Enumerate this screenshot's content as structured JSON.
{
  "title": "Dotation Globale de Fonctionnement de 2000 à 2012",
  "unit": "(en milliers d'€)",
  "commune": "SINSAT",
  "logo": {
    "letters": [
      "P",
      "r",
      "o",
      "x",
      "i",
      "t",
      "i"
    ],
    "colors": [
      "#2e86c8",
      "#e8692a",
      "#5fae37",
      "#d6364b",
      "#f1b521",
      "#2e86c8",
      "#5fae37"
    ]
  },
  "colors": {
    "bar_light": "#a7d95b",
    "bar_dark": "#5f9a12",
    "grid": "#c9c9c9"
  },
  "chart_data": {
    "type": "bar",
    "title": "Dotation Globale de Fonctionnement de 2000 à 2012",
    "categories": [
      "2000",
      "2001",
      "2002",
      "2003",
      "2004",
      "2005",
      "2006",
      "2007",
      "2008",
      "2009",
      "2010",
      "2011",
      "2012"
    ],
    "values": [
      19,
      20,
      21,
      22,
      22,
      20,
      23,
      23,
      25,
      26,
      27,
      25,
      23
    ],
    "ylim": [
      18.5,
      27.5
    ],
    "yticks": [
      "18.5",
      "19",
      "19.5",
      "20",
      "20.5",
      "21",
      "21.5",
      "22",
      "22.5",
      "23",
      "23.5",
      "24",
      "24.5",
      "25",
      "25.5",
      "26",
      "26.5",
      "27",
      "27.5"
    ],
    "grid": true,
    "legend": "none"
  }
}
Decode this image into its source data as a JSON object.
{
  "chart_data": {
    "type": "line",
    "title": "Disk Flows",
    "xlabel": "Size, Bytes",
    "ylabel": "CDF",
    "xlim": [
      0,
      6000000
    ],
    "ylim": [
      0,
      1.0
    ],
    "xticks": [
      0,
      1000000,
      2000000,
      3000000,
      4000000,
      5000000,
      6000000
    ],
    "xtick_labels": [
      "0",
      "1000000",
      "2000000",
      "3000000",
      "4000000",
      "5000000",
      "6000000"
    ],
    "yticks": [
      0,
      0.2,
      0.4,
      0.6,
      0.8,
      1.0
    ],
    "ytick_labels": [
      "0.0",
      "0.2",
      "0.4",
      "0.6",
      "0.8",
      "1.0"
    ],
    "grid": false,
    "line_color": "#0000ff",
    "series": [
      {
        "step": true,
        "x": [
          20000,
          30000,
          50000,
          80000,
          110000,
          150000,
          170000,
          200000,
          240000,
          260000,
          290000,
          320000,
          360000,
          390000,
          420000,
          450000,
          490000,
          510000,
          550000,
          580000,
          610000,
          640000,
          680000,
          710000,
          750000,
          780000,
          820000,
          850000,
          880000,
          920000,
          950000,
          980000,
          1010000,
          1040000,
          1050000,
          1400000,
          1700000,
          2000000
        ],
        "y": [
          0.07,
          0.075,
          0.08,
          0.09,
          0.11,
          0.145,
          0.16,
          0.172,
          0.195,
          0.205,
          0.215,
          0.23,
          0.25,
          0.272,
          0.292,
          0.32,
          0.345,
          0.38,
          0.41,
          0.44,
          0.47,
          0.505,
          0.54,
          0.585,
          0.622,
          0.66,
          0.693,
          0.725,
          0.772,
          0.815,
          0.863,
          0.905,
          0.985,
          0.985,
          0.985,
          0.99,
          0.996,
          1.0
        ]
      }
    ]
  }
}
########################################
What is asked: Above are the records. Copy every line in them holding "Dotation".

Output for this exercise:
  "title": "Dotation Globale de Fonctionnement de 2000 à 2012",
    "title": "Dotation Globale de Fonctionnement de 2000 à 2012",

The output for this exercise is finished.